-- Task goal --
Each entry below should be written out exactly as it is, with no pictures.
START Exercise inputs
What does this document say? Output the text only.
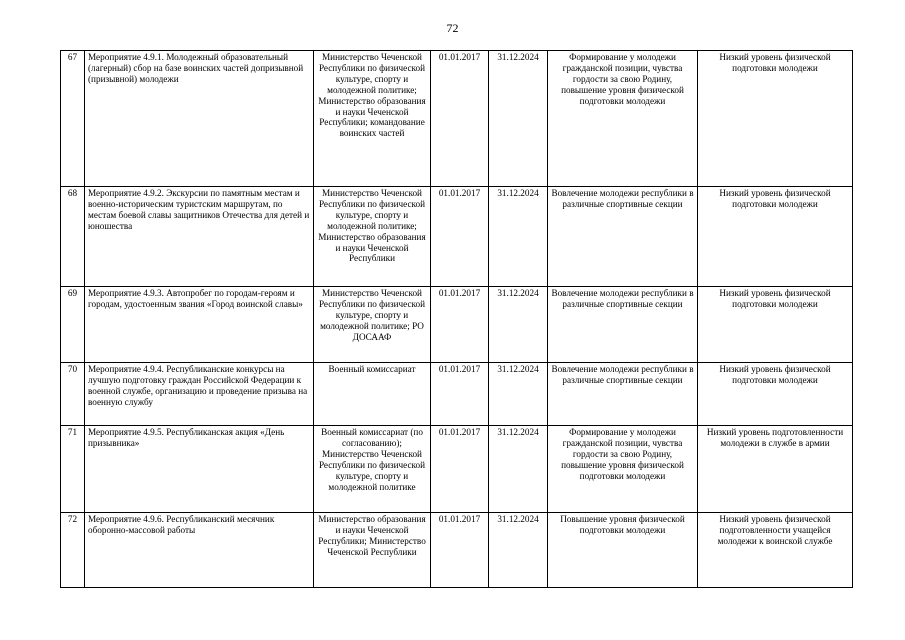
72
67	Мероприятие 4.9.1. Молодежный образовательный (лагерный) сбор на базе воинских частей допризывной (призывной) молодежи	Министерство Чеченской Республики по физической культуре, спорту и молодежной политике; Министерство образования и науки Чеченской Республики; командование воинских частей	01.01.2017	31.12.2024	Формирование у молодежи гражданской позиции, чувства гордости за свою Родину, повышение уровня физической подготовки молодежи	Низкий уровень физической подготовки молодежи
68	Мероприятие 4.9.2. Экскурсии по памятным местам и военно-историческим туристским маршрутам, по местам боевой славы защитников Отечества для детей и юношества	Министерство Чеченской Республики по физической культуре, спорту и молодежной политике; Министерство образования и науки Чеченской Республики	01.01.2017	31.12.2024	Вовлечение молодежи республики в различные спортивные секции	Низкий уровень физической подготовки молодежи
69	Мероприятие 4.9.3. Автопробег по городам-героям и городам, удостоенным звания «Город воинской славы»	Министерство Чеченской Республики по физической культуре, спорту и молодежной политике; РО ДОСААФ	01.01.2017	31.12.2024	Вовлечение молодежи республики в различные спортивные секции	Низкий уровень физической подготовки молодежи
70	Мероприятие 4.9.4. Республиканские конкурсы на лучшую подготовку граждан Российской Федерации к военной службе, организацию и проведение призыва на военную службу	Военный комиссариат	01.01.2017	31.12.2024	Вовлечение молодежи республики в различные спортивные секции	Низкий уровень физической подготовки молодежи
71	Мероприятие 4.9.5. Республиканская акция «День призывника»	Военный комиссариат (по согласованию); Министерство Чеченской Республики по физической культуре, спорту и молодежной политике	01.01.2017	31.12.2024	Формирование у молодежи гражданской позиции, чувства гордости за свою Родину, повышение уровня физической подготовки молодежи	Низкий уровень подготовленности молодежи в службе в армии
72	Мероприятие 4.9.6. Республиканский месячник оборонно-массовой работы	Министерство образования и науки Чеченской Республики; Министерство Чеченской Республики	01.01.2017	31.12.2024	Повышение уровня физической подготовки молодежи	Низкий уровень физической подготовленности учащейся молодежи к воинской службе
END Exercise inputs
-- Solution to this problem --
What does this document say? Output the text only.
72
67	Мероприятие 4.9.1. Молодежный образовательный (лагерный) сбор на базе воинских частей допризывной (призывной) молодежи	Министерство Чеченской Республики по физической культуре, спорту и молодежной политике; Министерство образования и науки Чеченской Республики; командование воинских частей	01.01.2017	31.12.2024	Формирование у молодежи гражданской позиции, чувства гордости за свою Родину, повышение уровня физической подготовки молодежи	Низкий уровень физической подготовки молодежи
68	Мероприятие 4.9.2. Экскурсии по памятным местам и военно-историческим туристским маршрутам, по местам боевой славы защитников Отечества для детей и юношества	Министерство Чеченской Республики по физической культуре, спорту и молодежной политике; Министерство образования и науки Чеченской Республики	01.01.2017	31.12.2024	Вовлечение молодежи республики в различные спортивные секции	Низкий уровень физической подготовки молодежи
69	Мероприятие 4.9.3. Автопробег по городам-героям и городам, удостоенным звания «Город воинской славы»	Министерство Чеченской Республики по физической культуре, спорту и молодежной политике; РО ДОСААФ	01.01.2017	31.12.2024	Вовлечение молодежи республики в различные спортивные секции	Низкий уровень физической подготовки молодежи
70	Мероприятие 4.9.4. Республиканские конкурсы на лучшую подготовку граждан Российской Федерации к военной службе, организацию и проведение призыва на военную службу	Военный комиссариат	01.01.2017	31.12.2024	Вовлечение молодежи республики в различные спортивные секции	Низкий уровень физической подготовки молодежи
71	Мероприятие 4.9.5. Республиканская акция «День призывника»	Военный комиссариат (по согласованию); Министерство Чеченской Республики по физической культуре, спорту и молодежной политике	01.01.2017	31.12.2024	Формирование у молодежи гражданской позиции, чувства гордости за свою Родину, повышение уровня физической подготовки молодежи	Низкий уровень подготовленности молодежи в службе в армии
72	Мероприятие 4.9.6. Республиканский месячник оборонно-массовой работы	Министерство образования и науки Чеченской Республики; Министерство Чеченской Республики	01.01.2017	31.12.2024	Повышение уровня физической подготовки молодежи	Низкий уровень физической подготовленности учащейся молодежи к воинской службе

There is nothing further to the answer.